• Document passage
--- --- ---

Sentence-Similarity Based Document
Clustering Using Birch Algorithm

Dr.A.Vijaya Kathiravan; P.Kalaiyarasi

doi:10.15680/ijircce.2015.0305055

Sentence-Similarity Based Document Clustering Using Birch Algorithm

Dr.A.Vijaya Kathiravan, P.Kalaiyarasi

Assistant Professor in Computer Applications, PG and Research Department of Computer Science, Government Arts College [Autonomous], Salem, Tamil Nadu, India
Research Scholar, PG and Research Department of Computer Science, Government Arts College [Autonomous], Salem, Tamil Nadu, India

Related article at Pubmed, Scholar Google

Visit for more related articles at International Journal of Innovative Research in Computer and Communication Engineering

Abstract

Document clustering is the process of automatically grouping the related documents into clusters. Instead of searching entire documents for relevant information, these clusters will improve the efficiency and avoid overlapping of contents. Relevant document can be efficiently retrieved and accessed by means of document clustering. When compared with hard clustering, birch algorithms allow patterns to belong to all the clusters with differing degrees of membership. Birch algorithm is important in domains such as sentence clustering, since a sentence is related to more than one theme or topic present within a document or set of documents. In our proposed system, birch clustering algorithm operates on cluster Start with initial threshold and inserts points into the tree. Results obtained while applying the algorithm to sentence clustering tasks demonstrate that birch algorithm is capable of identifying overlapping clusters of semantically related sentences and its performance improvement can be proved by comparing with k-means. Performance measures document clustering and its application in document summarization

KEYWORDS

document clustering, flexirank algorithm, birch algorithm, similarity measure, accuracy, document similarity

I. INTRODUCTION

Clustering is nothing but given a number of objects or individuals, each of which is described by a set of numerical measures, devise a classification scheme for grouping the objects into a number of classes such that objects within classes are similar in some respect and unlike those from other classes. The number of classes and the characteristics of each class are to be determined.

--- --- ---

• Data lines

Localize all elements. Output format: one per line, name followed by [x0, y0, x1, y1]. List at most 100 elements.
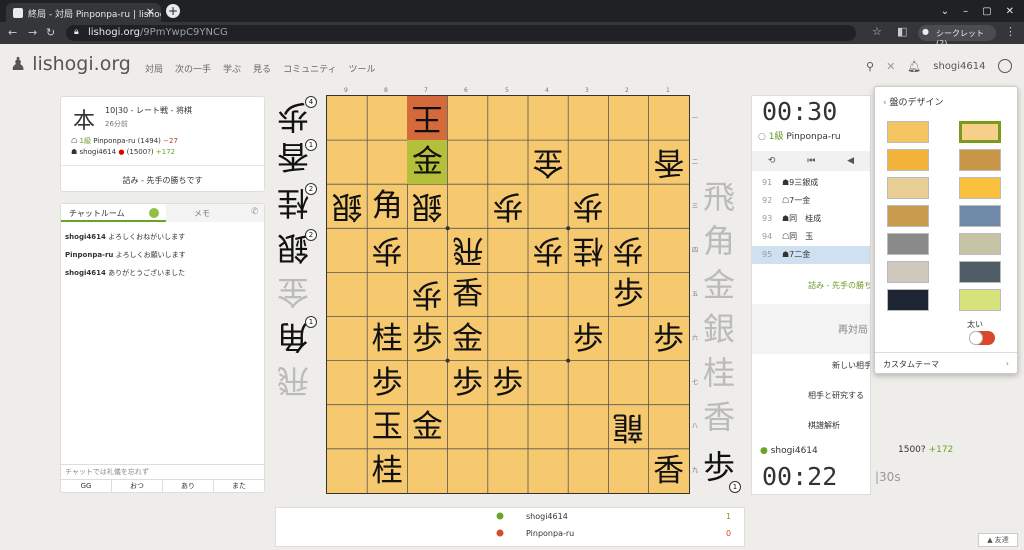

--- --- ---

• What you will do
a. From the document clustering article, write out everything from "document clustering, flexirank" down to "to be determined.".
b. List every keyword given in the document clustering article.

• Written answers
a.
document clustering, flexirank algorithm, birch algorithm, similarity measure, accuracy, document similarity

I. INTRODUCTION

Clustering is nothing but given a number of objects or individuals, each of which is described by a set of numerical measures, devise a classification scheme for grouping the objects into a number of classes such that objects within classes are similar in some respect and unlike those from other classes. The number of classes and the characteristics of each class are to be determined.

b. document clustering, flexirank algorithm, birch algorithm, similarity measure, accuracy, document similarity